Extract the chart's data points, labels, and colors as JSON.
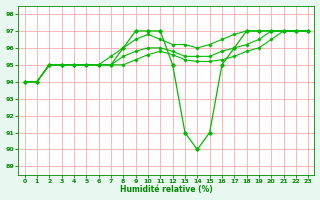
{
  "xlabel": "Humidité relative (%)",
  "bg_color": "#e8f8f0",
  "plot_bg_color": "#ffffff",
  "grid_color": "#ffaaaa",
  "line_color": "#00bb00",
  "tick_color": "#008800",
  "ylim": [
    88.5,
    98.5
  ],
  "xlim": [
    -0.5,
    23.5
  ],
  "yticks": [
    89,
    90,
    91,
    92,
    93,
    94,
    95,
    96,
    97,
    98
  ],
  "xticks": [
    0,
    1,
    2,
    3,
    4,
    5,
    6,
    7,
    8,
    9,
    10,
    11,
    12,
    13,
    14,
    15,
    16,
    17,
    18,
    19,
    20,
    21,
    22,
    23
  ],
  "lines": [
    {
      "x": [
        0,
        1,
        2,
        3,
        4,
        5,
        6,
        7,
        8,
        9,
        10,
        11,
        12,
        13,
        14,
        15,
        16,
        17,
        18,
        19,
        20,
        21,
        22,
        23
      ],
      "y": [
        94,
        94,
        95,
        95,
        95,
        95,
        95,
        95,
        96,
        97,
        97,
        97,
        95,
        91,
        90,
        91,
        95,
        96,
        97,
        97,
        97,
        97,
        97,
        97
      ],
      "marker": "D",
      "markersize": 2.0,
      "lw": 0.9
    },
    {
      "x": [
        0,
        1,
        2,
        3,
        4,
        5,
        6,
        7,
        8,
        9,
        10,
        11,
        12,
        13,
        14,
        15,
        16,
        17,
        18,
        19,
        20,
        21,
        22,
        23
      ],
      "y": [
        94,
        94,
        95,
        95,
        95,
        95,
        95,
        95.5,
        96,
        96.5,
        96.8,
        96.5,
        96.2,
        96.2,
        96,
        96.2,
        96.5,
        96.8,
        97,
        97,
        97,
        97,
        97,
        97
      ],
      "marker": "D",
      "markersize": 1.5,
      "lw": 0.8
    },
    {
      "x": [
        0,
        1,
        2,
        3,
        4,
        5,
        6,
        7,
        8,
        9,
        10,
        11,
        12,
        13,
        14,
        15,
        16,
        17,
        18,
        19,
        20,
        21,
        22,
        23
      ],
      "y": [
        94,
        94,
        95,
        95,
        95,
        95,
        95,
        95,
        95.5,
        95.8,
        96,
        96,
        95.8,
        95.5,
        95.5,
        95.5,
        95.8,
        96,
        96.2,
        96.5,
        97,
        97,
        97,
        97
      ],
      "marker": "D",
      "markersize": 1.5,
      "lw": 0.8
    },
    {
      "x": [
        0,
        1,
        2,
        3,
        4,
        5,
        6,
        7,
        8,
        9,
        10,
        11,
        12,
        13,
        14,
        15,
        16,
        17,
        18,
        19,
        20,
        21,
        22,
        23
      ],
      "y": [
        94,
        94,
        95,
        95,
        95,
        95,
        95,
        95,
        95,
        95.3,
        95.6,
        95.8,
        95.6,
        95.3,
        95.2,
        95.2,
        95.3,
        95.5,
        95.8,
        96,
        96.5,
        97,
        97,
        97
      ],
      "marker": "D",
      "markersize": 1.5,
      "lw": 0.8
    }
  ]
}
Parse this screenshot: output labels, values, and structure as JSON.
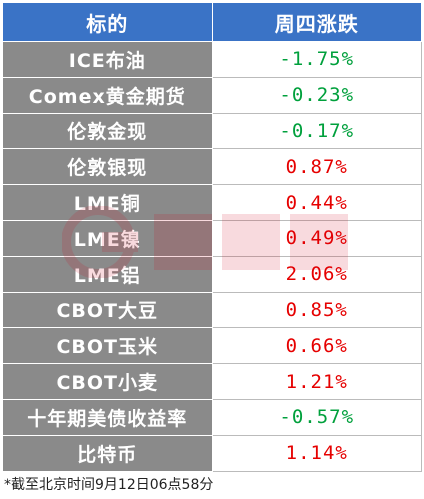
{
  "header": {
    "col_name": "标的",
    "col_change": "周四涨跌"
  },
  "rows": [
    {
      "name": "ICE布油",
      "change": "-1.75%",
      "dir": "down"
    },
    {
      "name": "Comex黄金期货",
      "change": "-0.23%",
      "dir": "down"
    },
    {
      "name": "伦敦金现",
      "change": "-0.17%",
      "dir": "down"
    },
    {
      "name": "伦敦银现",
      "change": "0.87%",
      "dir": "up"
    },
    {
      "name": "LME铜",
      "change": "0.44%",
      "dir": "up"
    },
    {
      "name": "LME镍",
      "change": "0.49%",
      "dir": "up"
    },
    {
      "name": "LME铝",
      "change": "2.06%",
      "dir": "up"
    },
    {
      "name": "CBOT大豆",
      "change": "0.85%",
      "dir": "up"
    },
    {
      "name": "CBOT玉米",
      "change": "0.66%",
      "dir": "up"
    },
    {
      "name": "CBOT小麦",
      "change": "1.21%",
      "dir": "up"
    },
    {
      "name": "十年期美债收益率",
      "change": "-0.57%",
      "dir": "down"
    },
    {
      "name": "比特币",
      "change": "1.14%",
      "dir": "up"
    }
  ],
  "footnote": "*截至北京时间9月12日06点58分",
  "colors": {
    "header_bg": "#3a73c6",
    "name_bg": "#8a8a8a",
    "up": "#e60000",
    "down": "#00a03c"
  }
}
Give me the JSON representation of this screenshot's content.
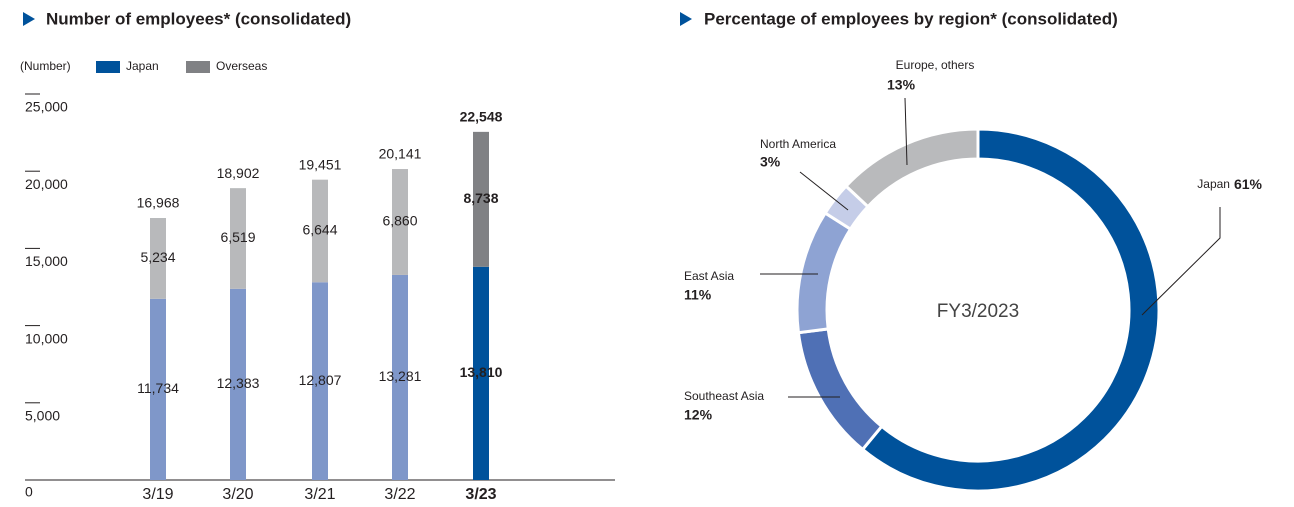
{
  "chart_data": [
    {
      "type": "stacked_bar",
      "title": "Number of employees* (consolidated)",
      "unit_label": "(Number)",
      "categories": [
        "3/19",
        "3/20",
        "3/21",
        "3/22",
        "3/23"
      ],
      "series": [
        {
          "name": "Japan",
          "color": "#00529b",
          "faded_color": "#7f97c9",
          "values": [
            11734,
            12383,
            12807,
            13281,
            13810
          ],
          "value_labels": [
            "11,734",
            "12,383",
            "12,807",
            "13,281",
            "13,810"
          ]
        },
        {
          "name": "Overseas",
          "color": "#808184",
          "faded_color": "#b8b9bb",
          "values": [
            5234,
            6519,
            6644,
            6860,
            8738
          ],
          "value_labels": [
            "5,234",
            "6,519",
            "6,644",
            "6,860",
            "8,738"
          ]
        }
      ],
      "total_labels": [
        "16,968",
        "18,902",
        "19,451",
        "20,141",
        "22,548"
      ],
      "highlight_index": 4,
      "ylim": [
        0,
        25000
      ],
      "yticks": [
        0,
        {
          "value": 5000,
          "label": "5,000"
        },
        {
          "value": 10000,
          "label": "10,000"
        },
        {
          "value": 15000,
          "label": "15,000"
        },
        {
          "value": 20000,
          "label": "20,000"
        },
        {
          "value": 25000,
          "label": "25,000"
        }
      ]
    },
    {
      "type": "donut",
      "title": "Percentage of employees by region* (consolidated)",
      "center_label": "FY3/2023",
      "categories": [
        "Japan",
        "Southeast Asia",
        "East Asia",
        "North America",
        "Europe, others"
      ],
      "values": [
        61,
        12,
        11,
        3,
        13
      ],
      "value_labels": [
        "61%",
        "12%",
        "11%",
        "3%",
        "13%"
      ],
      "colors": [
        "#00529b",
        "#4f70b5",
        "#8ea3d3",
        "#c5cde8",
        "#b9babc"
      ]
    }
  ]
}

──────────────────────────────

- [Task brief]
Except for the pictures, reproduce every line exactly.

- [Result below]
Extract the chart's data points, labels, and colors as JSON.
{
  "xlabel": "Humidité relative (%)",
  "bg_color": "#e8f8f0",
  "plot_bg_color": "#ffffff",
  "grid_color": "#ffaaaa",
  "line_color": "#00bb00",
  "tick_color": "#008800",
  "ylim": [
    88.5,
    98.5
  ],
  "xlim": [
    -0.5,
    23.5
  ],
  "yticks": [
    89,
    90,
    91,
    92,
    93,
    94,
    95,
    96,
    97,
    98
  ],
  "xticks": [
    0,
    1,
    2,
    3,
    4,
    5,
    6,
    7,
    8,
    9,
    10,
    11,
    12,
    13,
    14,
    15,
    16,
    17,
    18,
    19,
    20,
    21,
    22,
    23
  ],
  "lines": [
    {
      "x": [
        0,
        1,
        2,
        3,
        4,
        5,
        6,
        7,
        8,
        9,
        10,
        11,
        12,
        13,
        14,
        15,
        16,
        17,
        18,
        19,
        20,
        21,
        22,
        23
      ],
      "y": [
        94,
        94,
        95,
        95,
        95,
        95,
        95,
        95,
        96,
        97,
        97,
        97,
        95,
        91,
        90,
        91,
        95,
        96,
        97,
        97,
        97,
        97,
        97,
        97
      ],
      "marker": "D",
      "markersize": 2.0,
      "lw": 0.9
    },
    {
      "x": [
        0,
        1,
        2,
        3,
        4,
        5,
        6,
        7,
        8,
        9,
        10,
        11,
        12,
        13,
        14,
        15,
        16,
        17,
        18,
        19,
        20,
        21,
        22,
        23
      ],
      "y": [
        94,
        94,
        95,
        95,
        95,
        95,
        95,
        95.5,
        96,
        96.5,
        96.8,
        96.5,
        96.2,
        96.2,
        96,
        96.2,
        96.5,
        96.8,
        97,
        97,
        97,
        97,
        97,
        97
      ],
      "marker": "D",
      "markersize": 1.5,
      "lw": 0.8
    },
    {
      "x": [
        0,
        1,
        2,
        3,
        4,
        5,
        6,
        7,
        8,
        9,
        10,
        11,
        12,
        13,
        14,
        15,
        16,
        17,
        18,
        19,
        20,
        21,
        22,
        23
      ],
      "y": [
        94,
        94,
        95,
        95,
        95,
        95,
        95,
        95,
        95.5,
        95.8,
        96,
        96,
        95.8,
        95.5,
        95.5,
        95.5,
        95.8,
        96,
        96.2,
        96.5,
        97,
        97,
        97,
        97
      ],
      "marker": "D",
      "markersize": 1.5,
      "lw": 0.8
    },
    {
      "x": [
        0,
        1,
        2,
        3,
        4,
        5,
        6,
        7,
        8,
        9,
        10,
        11,
        12,
        13,
        14,
        15,
        16,
        17,
        18,
        19,
        20,
        21,
        22,
        23
      ],
      "y": [
        94,
        94,
        95,
        95,
        95,
        95,
        95,
        95,
        95,
        95.3,
        95.6,
        95.8,
        95.6,
        95.3,
        95.2,
        95.2,
        95.3,
        95.5,
        95.8,
        96,
        96.5,
        97,
        97,
        97
      ],
      "marker": "D",
      "markersize": 1.5,
      "lw": 0.8
    }
  ]
}
Parse this screenshot: output labels, values, and structure as JSON.
{
  "header": {
    "col_name": "标的",
    "col_change": "周四涨跌"
  },
  "rows": [
    {
      "name": "ICE布油",
      "change": "-1.75%",
      "dir": "down"
    },
    {
      "name": "Comex黄金期货",
      "change": "-0.23%",
      "dir": "down"
    },
    {
      "name": "伦敦金现",
      "change": "-0.17%",
      "dir": "down"
    },
    {
      "name": "伦敦银现",
      "change": "0.87%",
      "dir": "up"
    },
    {
      "name": "LME铜",
      "change": "0.44%",
      "dir": "up"
    },
    {
      "name": "LME镍",
      "change": "0.49%",
      "dir": "up"
    },
    {
      "name": "LME铝",
      "change": "2.06%",
      "dir": "up"
    },
    {
      "name": "CBOT大豆",
      "change": "0.85%",
      "dir": "up"
    },
    {
      "name": "CBOT玉米",
      "change": "0.66%",
      "dir": "up"
    },
    {
      "name": "CBOT小麦",
      "change": "1.21%",
      "dir": "up"
    },
    {
      "name": "十年期美债收益率",
      "change": "-0.57%",
      "dir": "down"
    },
    {
      "name": "比特币",
      "change": "1.14%",
      "dir": "up"
    }
  ],
  "footnote": "*截至北京时间9月12日06点58分",
  "colors": {
    "header_bg": "#3a73c6",
    "name_bg": "#8a8a8a",
    "up": "#e60000",
    "down": "#00a03c"
  }
}
Give me the JSON representation of this screenshot's content.
{
  "chart_data": [
    {
      "type": "stacked_bar",
      "title": "Number of employees* (consolidated)",
      "unit_label": "(Number)",
      "categories": [
        "3/19",
        "3/20",
        "3/21",
        "3/22",
        "3/23"
      ],
      "series": [
        {
          "name": "Japan",
          "color": "#00529b",
          "faded_color": "#7f97c9",
          "values": [
            11734,
            12383,
            12807,
            13281,
            13810
          ],
          "value_labels": [
            "11,734",
            "12,383",
            "12,807",
            "13,281",
            "13,810"
          ]
        },
        {
          "name": "Overseas",
          "color": "#808184",
          "faded_color": "#b8b9bb",
          "values": [
            5234,
            6519,
            6644,
            6860,
            8738
          ],
          "value_labels": [
            "5,234",
            "6,519",
            "6,644",
            "6,860",
            "8,738"
          ]
        }
      ],
      "total_labels": [
        "16,968",
        "18,902",
        "19,451",
        "20,141",
        "22,548"
      ],
      "highlight_index": 4,
      "ylim": [
        0,
        25000
      ],
      "yticks": [
        0,
        {
          "value": 5000,
          "label": "5,000"
        },
        {
          "value": 10000,
          "label": "10,000"
        },
        {
          "value": 15000,
          "label": "15,000"
        },
        {
          "value": 20000,
          "label": "20,000"
        },
        {
          "value": 25000,
          "label": "25,000"
        }
      ]
    },
    {
      "type": "donut",
      "title": "Percentage of employees by region* (consolidated)",
      "center_label": "FY3/2023",
      "categories": [
        "Japan",
        "Southeast Asia",
        "East Asia",
        "North America",
        "Europe, others"
      ],
      "values": [
        61,
        12,
        11,
        3,
        13
      ],
      "value_labels": [
        "61%",
        "12%",
        "11%",
        "3%",
        "13%"
      ],
      "colors": [
        "#00529b",
        "#4f70b5",
        "#8ea3d3",
        "#c5cde8",
        "#b9babc"
      ]
    }
  ]
}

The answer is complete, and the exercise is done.